INSTRUCTIONS TO FOLLOW. In the records that follow, show each line where the word "name" is present.

ROWS.
########

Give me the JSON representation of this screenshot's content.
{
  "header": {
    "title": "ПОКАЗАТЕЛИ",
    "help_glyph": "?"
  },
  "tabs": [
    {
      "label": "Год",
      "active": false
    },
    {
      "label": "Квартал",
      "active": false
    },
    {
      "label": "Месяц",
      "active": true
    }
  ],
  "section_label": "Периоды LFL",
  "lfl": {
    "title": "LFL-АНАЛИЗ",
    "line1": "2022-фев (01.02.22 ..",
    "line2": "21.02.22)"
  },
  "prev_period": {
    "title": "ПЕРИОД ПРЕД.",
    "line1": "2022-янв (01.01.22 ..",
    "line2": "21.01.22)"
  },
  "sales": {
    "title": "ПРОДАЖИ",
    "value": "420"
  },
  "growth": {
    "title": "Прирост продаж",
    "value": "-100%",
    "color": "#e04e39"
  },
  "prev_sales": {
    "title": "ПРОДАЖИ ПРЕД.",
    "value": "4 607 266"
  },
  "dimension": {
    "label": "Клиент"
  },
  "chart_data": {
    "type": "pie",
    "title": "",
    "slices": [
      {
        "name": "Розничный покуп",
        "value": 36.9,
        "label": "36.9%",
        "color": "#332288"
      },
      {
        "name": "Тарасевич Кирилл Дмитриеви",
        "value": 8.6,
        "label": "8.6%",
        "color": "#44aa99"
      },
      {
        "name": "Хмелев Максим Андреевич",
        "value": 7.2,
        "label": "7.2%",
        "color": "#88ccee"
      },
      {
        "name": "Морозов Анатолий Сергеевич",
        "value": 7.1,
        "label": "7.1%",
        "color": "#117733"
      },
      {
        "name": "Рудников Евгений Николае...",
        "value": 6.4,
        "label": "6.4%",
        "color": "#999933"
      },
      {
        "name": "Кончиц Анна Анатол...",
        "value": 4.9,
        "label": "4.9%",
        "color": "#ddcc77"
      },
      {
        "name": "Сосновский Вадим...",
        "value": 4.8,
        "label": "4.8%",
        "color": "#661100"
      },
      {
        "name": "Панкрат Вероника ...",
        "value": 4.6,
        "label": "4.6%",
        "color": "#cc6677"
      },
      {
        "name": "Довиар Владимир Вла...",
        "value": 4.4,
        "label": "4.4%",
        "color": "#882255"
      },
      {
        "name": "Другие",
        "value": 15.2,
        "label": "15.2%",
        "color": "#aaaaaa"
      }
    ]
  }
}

########

ANSWER TO THIS PROBLEM.
        "name": "Розничный покуп",
        "name": "Тарасевич Кирилл Дмитриеви",
        "name": "Хмелев Максим Андреевич",
        "name": "Морозов Анатолий Сергеевич",
        "name": "Рудников Евгений Николае...",
        "name": "Кончиц Анна Анатол...",
        "name": "Сосновский Вадим...",
        "name": "Панкрат Вероника ...",
        "name": "Довиар Владимир Вла...",
        "name": "Другие",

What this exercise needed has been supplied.